START MATERIAL SHOWN
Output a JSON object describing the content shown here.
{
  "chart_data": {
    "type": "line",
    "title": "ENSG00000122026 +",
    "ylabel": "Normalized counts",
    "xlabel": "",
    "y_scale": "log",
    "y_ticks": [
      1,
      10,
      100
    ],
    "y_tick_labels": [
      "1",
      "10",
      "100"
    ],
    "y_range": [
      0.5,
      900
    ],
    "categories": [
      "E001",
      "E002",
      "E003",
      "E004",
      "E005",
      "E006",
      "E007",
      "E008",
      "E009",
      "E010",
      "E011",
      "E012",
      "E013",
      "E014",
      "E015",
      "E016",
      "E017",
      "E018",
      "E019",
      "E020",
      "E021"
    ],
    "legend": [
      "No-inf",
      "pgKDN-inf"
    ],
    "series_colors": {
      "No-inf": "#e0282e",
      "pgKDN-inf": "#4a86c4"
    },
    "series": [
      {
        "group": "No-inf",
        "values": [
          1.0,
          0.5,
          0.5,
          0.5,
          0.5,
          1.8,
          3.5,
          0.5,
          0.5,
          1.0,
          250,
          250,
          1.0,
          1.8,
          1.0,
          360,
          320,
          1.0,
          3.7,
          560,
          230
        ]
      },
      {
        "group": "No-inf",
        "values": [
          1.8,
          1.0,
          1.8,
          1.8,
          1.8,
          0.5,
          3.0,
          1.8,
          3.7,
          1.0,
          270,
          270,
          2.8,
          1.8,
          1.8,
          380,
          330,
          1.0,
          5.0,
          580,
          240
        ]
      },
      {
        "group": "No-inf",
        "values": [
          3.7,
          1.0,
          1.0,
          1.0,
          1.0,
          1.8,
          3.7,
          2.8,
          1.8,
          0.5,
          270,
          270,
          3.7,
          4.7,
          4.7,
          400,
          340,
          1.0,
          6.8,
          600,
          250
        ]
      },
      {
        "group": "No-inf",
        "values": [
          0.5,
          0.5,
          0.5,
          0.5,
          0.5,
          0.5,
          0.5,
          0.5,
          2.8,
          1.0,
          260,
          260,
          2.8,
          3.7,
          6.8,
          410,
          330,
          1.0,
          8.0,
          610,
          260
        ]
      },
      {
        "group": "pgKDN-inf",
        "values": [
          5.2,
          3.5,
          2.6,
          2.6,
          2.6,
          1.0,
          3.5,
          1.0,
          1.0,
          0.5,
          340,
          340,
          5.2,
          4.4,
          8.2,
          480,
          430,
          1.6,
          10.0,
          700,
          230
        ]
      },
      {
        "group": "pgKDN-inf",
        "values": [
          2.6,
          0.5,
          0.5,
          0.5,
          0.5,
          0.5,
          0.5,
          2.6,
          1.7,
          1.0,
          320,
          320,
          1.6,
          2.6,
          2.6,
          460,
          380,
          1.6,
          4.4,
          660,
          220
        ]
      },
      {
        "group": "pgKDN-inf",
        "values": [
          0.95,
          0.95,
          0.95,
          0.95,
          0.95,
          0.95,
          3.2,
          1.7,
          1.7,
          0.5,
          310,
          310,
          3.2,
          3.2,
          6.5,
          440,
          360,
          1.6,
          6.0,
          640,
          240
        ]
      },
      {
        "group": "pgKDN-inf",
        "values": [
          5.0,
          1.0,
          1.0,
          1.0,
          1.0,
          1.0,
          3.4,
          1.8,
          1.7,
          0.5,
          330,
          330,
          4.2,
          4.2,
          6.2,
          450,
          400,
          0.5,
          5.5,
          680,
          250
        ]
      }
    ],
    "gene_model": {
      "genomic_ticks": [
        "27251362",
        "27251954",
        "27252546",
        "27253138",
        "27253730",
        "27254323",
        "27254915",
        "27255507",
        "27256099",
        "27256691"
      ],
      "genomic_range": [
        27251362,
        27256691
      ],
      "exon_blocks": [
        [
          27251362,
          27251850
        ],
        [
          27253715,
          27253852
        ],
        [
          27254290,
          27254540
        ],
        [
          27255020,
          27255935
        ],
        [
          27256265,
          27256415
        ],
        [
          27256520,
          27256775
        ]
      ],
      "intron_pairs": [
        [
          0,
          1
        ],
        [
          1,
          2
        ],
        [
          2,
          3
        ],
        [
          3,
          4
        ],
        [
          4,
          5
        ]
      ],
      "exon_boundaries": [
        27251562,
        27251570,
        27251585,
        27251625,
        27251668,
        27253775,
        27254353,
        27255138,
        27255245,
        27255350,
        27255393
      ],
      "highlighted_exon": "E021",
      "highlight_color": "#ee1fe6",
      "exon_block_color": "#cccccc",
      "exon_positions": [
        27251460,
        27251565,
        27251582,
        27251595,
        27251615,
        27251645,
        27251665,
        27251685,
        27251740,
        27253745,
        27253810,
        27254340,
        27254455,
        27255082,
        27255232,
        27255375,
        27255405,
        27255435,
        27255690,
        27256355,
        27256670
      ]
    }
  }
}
END MATERIAL SHOWN
The answer must be all of the entries, restated exactly.

Output a JSON object describing the content shown here.
{
  "chart_data": {
    "type": "line",
    "title": "ENSG00000122026 +",
    "ylabel": "Normalized counts",
    "xlabel": "",
    "y_scale": "log",
    "y_ticks": [
      1,
      10,
      100
    ],
    "y_tick_labels": [
      "1",
      "10",
      "100"
    ],
    "y_range": [
      0.5,
      900
    ],
    "categories": [
      "E001",
      "E002",
      "E003",
      "E004",
      "E005",
      "E006",
      "E007",
      "E008",
      "E009",
      "E010",
      "E011",
      "E012",
      "E013",
      "E014",
      "E015",
      "E016",
      "E017",
      "E018",
      "E019",
      "E020",
      "E021"
    ],
    "legend": [
      "No-inf",
      "pgKDN-inf"
    ],
    "series_colors": {
      "No-inf": "#e0282e",
      "pgKDN-inf": "#4a86c4"
    },
    "series": [
      {
        "group": "No-inf",
        "values": [
          1.0,
          0.5,
          0.5,
          0.5,
          0.5,
          1.8,
          3.5,
          0.5,
          0.5,
          1.0,
          250,
          250,
          1.0,
          1.8,
          1.0,
          360,
          320,
          1.0,
          3.7,
          560,
          230
        ]
      },
      {
        "group": "No-inf",
        "values": [
          1.8,
          1.0,
          1.8,
          1.8,
          1.8,
          0.5,
          3.0,
          1.8,
          3.7,
          1.0,
          270,
          270,
          2.8,
          1.8,
          1.8,
          380,
          330,
          1.0,
          5.0,
          580,
          240
        ]
      },
      {
        "group": "No-inf",
        "values": [
          3.7,
          1.0,
          1.0,
          1.0,
          1.0,
          1.8,
          3.7,
          2.8,
          1.8,
          0.5,
          270,
          270,
          3.7,
          4.7,
          4.7,
          400,
          340,
          1.0,
          6.8,
          600,
          250
        ]
      },
      {
        "group": "No-inf",
        "values": [
          0.5,
          0.5,
          0.5,
          0.5,
          0.5,
          0.5,
          0.5,
          0.5,
          2.8,
          1.0,
          260,
          260,
          2.8,
          3.7,
          6.8,
          410,
          330,
          1.0,
          8.0,
          610,
          260
        ]
      },
      {
        "group": "pgKDN-inf",
        "values": [
          5.2,
          3.5,
          2.6,
          2.6,
          2.6,
          1.0,
          3.5,
          1.0,
          1.0,
          0.5,
          340,
          340,
          5.2,
          4.4,
          8.2,
          480,
          430,
          1.6,
          10.0,
          700,
          230
        ]
      },
      {
        "group": "pgKDN-inf",
        "values": [
          2.6,
          0.5,
          0.5,
          0.5,
          0.5,
          0.5,
          0.5,
          2.6,
          1.7,
          1.0,
          320,
          320,
          1.6,
          2.6,
          2.6,
          460,
          380,
          1.6,
          4.4,
          660,
          220
        ]
      },
      {
        "group": "pgKDN-inf",
        "values": [
          0.95,
          0.95,
          0.95,
          0.95,
          0.95,
          0.95,
          3.2,
          1.7,
          1.7,
          0.5,
          310,
          310,
          3.2,
          3.2,
          6.5,
          440,
          360,
          1.6,
          6.0,
          640,
          240
        ]
      },
      {
        "group": "pgKDN-inf",
        "values": [
          5.0,
          1.0,
          1.0,
          1.0,
          1.0,
          1.0,
          3.4,
          1.8,
          1.7,
          0.5,
          330,
          330,
          4.2,
          4.2,
          6.2,
          450,
          400,
          0.5,
          5.5,
          680,
          250
        ]
      }
    ],
    "gene_model": {
      "genomic_ticks": [
        "27251362",
        "27251954",
        "27252546",
        "27253138",
        "27253730",
        "27254323",
        "27254915",
        "27255507",
        "27256099",
        "27256691"
      ],
      "genomic_range": [
        27251362,
        27256691
      ],
      "exon_blocks": [
        [
          27251362,
          27251850
        ],
        [
          27253715,
          27253852
        ],
        [
          27254290,
          27254540
        ],
        [
          27255020,
          27255935
        ],
        [
          27256265,
          27256415
        ],
        [
          27256520,
          27256775
        ]
      ],
      "intron_pairs": [
        [
          0,
          1
        ],
        [
          1,
          2
        ],
        [
          2,
          3
        ],
        [
          3,
          4
        ],
        [
          4,
          5
        ]
      ],
      "exon_boundaries": [
        27251562,
        27251570,
        27251585,
        27251625,
        27251668,
        27253775,
        27254353,
        27255138,
        27255245,
        27255350,
        27255393
      ],
      "highlighted_exon": "E021",
      "highlight_color": "#ee1fe6",
      "exon_block_color": "#cccccc",
      "exon_positions": [
        27251460,
        27251565,
        27251582,
        27251595,
        27251615,
        27251645,
        27251665,
        27251685,
        27251740,
        27253745,
        27253810,
        27254340,
        27254455,
        27255082,
        27255232,
        27255375,
        27255405,
        27255435,
        27255690,
        27256355,
        27256670
      ]
    }
  }
}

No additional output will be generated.